## TASK GOAL
Set all the material down again unchanged, without the pictures.

## LISTED RECORDS
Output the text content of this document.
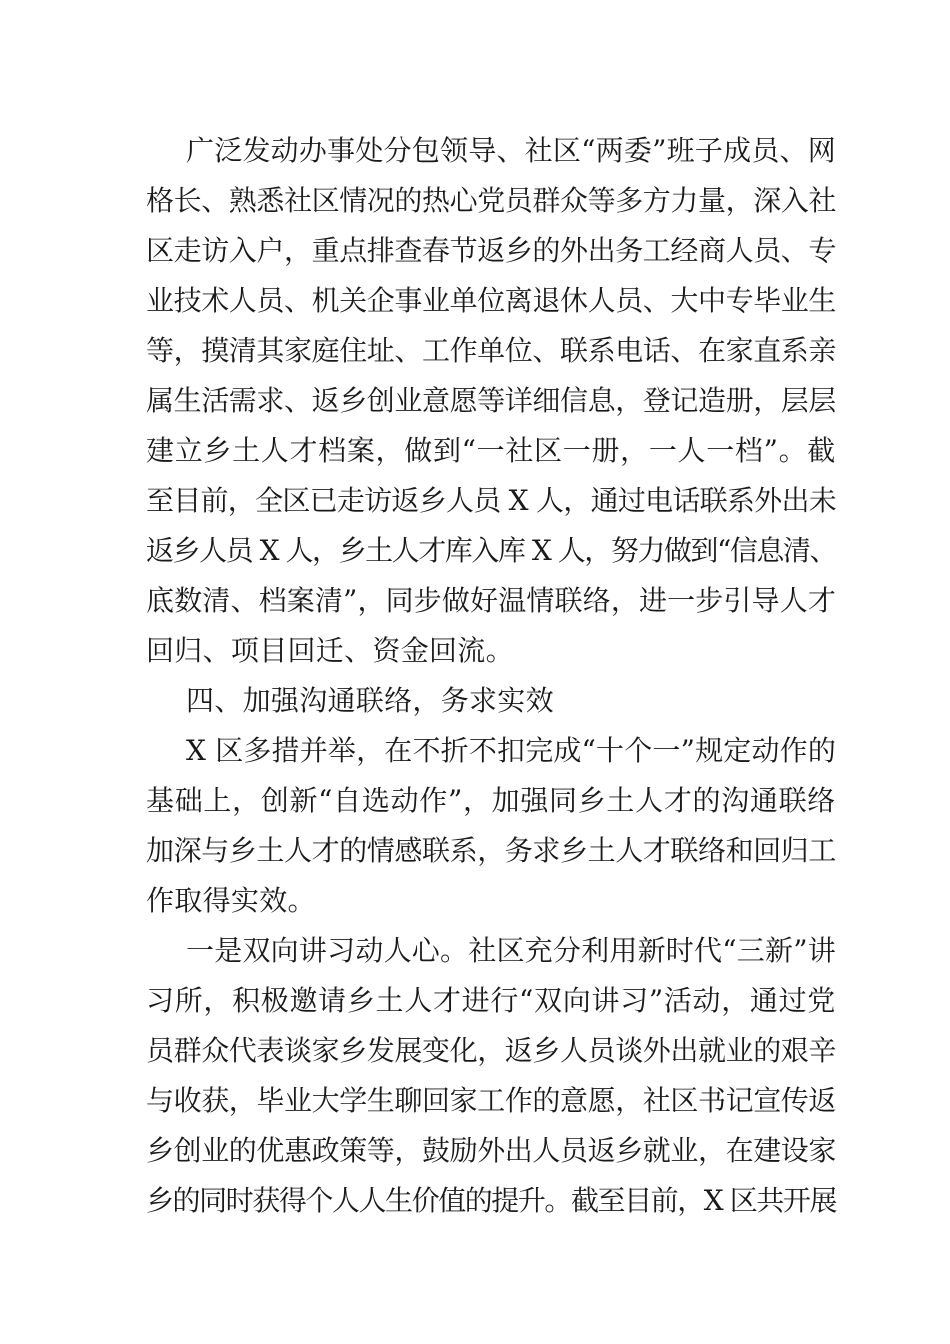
广泛发动办事处分包领导、社区“两委”班子成员、网
格长、熟悉社区情况的热心党员群众等多方力量，深入社
区走访入户，重点排查春节返乡的外出务工经商人员、专
业技术人员、机关企事业单位离退休人员、大中专毕业生
等，摸清其家庭住址、工作单位、联系电话、在家直系亲
属生活需求、返乡创业意愿等详细信息，登记造册，层层
建立乡土人才档案，做到“一社区一册，一人一档”。截
至目前，全区已走访返乡人员 X 人，通过电话联系外出未
返乡人员 X 人，乡土人才库入库 X 人，努力做到“信息清、
底数清、档案清”，同步做好温情联络，进一步引导人才
回归、项目回迁、资金回流。
四、加强沟通联络，务求实效
X 区多措并举，在不折不扣完成“十个一”规定动作的
基础上，创新“自选动作”，加强同乡土人才的沟通联络
加深与乡土人才的情感联系，务求乡土人才联络和回归工
作取得实效。
一是双向讲习动人心。社区充分利用新时代“三新”讲
习所，积极邀请乡土人才进行“双向讲习”活动，通过党
员群众代表谈家乡发展变化，返乡人员谈外出就业的艰辛
与收获，毕业大学生聊回家工作的意愿，社区书记宣传返
乡创业的优惠政策等，鼓励外出人员返乡就业，在建设家
乡的同时获得个人人生价值的提升。截至目前，X 区共开展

## WRITTEN SOLUTION
Output the text content of this document.
广泛发动办事处分包领导、社区“两委”班子成员、网
格长、熟悉社区情况的热心党员群众等多方力量，深入社
区走访入户，重点排查春节返乡的外出务工经商人员、专
业技术人员、机关企事业单位离退休人员、大中专毕业生
等，摸清其家庭住址、工作单位、联系电话、在家直系亲
属生活需求、返乡创业意愿等详细信息，登记造册，层层
建立乡土人才档案，做到“一社区一册，一人一档”。截
至目前，全区已走访返乡人员 X 人，通过电话联系外出未
返乡人员 X 人，乡土人才库入库 X 人，努力做到“信息清、
底数清、档案清”，同步做好温情联络，进一步引导人才
回归、项目回迁、资金回流。
四、加强沟通联络，务求实效
X 区多措并举，在不折不扣完成“十个一”规定动作的
基础上，创新“自选动作”，加强同乡土人才的沟通联络
加深与乡土人才的情感联系，务求乡土人才联络和回归工
作取得实效。
一是双向讲习动人心。社区充分利用新时代“三新”讲
习所，积极邀请乡土人才进行“双向讲习”活动，通过党
员群众代表谈家乡发展变化，返乡人员谈外出就业的艰辛
与收获，毕业大学生聊回家工作的意愿，社区书记宣传返
乡创业的优惠政策等，鼓励外出人员返乡就业，在建设家
乡的同时获得个人人生价值的提升。截至目前，X 区共开展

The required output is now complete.